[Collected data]

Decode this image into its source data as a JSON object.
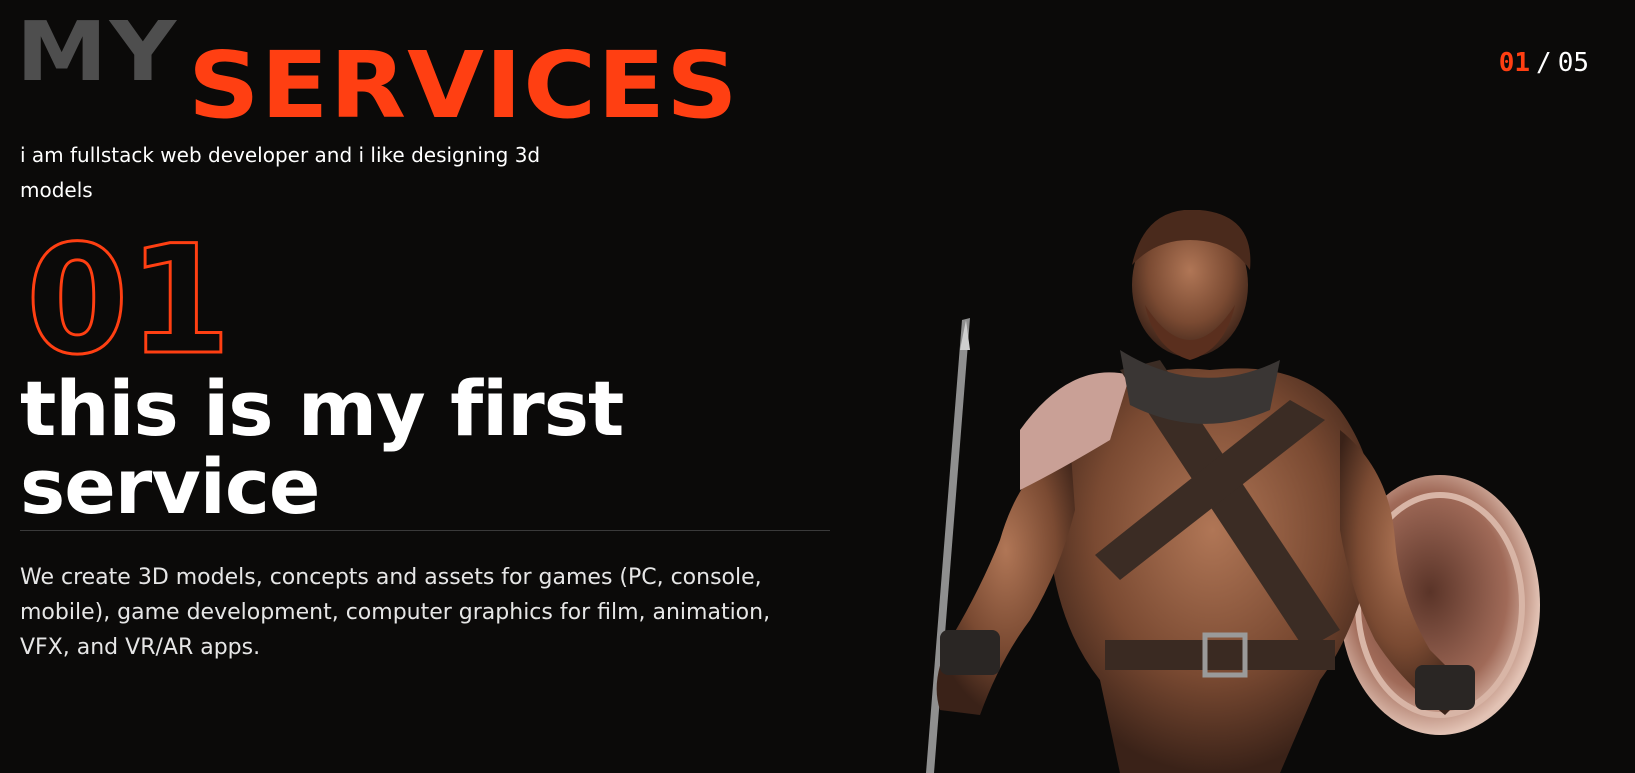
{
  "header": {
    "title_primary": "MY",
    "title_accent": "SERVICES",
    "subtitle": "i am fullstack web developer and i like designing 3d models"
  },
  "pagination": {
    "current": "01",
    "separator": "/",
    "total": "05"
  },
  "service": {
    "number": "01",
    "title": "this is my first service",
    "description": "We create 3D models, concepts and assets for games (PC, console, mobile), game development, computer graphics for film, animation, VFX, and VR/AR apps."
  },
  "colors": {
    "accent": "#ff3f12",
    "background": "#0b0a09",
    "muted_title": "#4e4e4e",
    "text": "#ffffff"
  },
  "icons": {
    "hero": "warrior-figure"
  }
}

Instruction: Copy out all the records exactly, excluding pictures.

Answer to this task:
Decode this image into its source data as a JSON object.
{
  "header": {
    "title_primary": "MY",
    "title_accent": "SERVICES",
    "subtitle": "i am fullstack web developer and i like designing 3d models"
  },
  "pagination": {
    "current": "01",
    "separator": "/",
    "total": "05"
  },
  "service": {
    "number": "01",
    "title": "this is my first service",
    "description": "We create 3D models, concepts and assets for games (PC, console, mobile), game development, computer graphics for film, animation, VFX, and VR/AR apps."
  },
  "colors": {
    "accent": "#ff3f12",
    "background": "#0b0a09",
    "muted_title": "#4e4e4e",
    "text": "#ffffff"
  },
  "icons": {
    "hero": "warrior-figure"
  }
}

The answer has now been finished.